**** RECORDS FOR THE TASK ****

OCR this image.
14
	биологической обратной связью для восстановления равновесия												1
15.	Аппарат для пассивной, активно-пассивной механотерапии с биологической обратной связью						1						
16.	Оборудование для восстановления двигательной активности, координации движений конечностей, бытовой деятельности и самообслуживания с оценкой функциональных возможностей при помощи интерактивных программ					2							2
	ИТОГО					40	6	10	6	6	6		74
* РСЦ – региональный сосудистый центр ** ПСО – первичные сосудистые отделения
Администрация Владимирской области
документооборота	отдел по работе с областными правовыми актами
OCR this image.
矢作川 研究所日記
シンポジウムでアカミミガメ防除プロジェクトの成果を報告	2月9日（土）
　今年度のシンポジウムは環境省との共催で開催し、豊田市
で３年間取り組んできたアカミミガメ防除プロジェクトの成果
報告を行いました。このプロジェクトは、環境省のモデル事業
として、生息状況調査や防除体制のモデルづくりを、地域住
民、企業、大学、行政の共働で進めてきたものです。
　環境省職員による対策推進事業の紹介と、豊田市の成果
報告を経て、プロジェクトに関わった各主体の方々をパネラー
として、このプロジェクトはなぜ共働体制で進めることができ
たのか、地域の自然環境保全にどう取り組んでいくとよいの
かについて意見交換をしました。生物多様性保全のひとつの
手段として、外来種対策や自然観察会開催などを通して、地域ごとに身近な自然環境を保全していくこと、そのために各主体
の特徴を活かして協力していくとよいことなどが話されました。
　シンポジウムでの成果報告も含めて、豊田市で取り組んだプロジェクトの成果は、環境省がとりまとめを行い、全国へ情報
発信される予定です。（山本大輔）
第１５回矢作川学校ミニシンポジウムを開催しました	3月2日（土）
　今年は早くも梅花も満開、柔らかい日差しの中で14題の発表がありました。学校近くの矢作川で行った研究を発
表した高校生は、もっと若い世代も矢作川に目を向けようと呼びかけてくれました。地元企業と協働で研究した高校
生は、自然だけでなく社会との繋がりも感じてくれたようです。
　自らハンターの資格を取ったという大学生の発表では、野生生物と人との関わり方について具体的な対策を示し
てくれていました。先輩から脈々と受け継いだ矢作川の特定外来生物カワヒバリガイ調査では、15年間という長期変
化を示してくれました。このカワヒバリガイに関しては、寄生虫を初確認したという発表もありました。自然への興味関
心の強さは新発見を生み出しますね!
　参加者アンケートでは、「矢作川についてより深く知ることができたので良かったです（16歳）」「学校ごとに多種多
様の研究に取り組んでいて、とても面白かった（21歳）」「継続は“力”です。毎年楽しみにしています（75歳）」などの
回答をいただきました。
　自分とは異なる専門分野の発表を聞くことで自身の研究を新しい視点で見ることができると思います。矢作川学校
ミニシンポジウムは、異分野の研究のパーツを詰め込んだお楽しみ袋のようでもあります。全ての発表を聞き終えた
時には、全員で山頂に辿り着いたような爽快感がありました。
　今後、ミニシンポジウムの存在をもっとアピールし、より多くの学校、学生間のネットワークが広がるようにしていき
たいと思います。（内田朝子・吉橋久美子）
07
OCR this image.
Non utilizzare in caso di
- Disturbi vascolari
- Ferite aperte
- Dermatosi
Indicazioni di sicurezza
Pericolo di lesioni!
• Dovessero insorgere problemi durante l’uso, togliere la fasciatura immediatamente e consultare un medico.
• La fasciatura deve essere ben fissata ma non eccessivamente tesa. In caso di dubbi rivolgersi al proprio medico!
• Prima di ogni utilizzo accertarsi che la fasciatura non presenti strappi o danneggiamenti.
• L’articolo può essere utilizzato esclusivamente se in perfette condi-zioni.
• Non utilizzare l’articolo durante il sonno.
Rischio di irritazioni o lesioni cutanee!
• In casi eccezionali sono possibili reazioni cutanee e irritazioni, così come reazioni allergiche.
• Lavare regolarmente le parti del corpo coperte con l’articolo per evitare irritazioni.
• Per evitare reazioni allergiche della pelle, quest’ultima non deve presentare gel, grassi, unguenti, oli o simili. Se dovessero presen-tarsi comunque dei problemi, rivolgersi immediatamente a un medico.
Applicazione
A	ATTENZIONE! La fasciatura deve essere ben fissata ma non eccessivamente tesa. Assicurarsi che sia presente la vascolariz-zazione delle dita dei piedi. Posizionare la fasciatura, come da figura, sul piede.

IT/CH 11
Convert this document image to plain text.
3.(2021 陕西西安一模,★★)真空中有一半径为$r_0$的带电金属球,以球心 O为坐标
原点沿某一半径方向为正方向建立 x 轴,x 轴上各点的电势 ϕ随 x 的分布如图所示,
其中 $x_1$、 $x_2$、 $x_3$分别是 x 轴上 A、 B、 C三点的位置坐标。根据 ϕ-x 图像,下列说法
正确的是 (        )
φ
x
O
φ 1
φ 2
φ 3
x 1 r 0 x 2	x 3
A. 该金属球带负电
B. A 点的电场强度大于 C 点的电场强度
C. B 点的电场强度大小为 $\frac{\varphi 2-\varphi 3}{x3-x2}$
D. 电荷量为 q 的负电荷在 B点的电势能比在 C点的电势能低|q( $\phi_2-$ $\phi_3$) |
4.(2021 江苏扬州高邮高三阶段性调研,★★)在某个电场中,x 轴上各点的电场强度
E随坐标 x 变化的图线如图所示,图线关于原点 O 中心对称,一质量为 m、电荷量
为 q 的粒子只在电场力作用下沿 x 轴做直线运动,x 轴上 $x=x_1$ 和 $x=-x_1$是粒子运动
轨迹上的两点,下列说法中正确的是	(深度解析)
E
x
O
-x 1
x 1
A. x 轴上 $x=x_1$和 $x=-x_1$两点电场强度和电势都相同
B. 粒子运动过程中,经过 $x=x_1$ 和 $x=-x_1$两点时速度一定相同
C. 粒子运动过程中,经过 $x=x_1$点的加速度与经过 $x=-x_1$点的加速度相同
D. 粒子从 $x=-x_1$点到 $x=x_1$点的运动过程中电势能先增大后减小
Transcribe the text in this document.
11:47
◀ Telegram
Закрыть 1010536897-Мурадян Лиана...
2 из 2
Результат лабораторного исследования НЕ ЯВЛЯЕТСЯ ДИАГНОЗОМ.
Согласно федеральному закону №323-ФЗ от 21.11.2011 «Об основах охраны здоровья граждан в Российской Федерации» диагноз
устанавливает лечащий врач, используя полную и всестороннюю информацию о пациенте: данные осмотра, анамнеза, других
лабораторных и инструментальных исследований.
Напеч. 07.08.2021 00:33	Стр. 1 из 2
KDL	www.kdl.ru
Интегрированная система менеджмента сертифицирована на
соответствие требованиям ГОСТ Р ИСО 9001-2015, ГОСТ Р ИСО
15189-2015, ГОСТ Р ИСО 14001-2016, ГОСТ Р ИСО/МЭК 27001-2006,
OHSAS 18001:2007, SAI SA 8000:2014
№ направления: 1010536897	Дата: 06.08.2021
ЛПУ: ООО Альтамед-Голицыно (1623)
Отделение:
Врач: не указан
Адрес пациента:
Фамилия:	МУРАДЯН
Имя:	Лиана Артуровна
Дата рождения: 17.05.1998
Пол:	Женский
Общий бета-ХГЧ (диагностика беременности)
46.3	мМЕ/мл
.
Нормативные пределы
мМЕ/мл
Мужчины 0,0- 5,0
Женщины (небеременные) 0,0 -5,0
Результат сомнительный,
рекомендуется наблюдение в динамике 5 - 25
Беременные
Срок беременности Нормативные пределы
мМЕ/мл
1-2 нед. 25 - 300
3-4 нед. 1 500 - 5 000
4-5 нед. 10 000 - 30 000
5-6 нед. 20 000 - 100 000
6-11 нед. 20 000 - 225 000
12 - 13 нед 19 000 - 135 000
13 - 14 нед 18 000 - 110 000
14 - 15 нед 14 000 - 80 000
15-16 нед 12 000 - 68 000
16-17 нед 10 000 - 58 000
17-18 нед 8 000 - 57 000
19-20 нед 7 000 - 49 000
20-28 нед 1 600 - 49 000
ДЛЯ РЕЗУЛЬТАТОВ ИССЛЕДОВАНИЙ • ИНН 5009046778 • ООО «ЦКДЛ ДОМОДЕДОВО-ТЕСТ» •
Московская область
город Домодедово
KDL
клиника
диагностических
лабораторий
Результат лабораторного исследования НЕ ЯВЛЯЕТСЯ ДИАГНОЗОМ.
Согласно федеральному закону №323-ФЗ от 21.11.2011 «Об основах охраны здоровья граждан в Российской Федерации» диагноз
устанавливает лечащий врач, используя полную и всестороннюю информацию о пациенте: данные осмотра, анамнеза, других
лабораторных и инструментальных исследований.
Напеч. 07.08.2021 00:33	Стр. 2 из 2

****

Lines containing the word "Дата" are to be counted in the listing; state their number alone.

▶ RESPONSE TO THIS TASK
2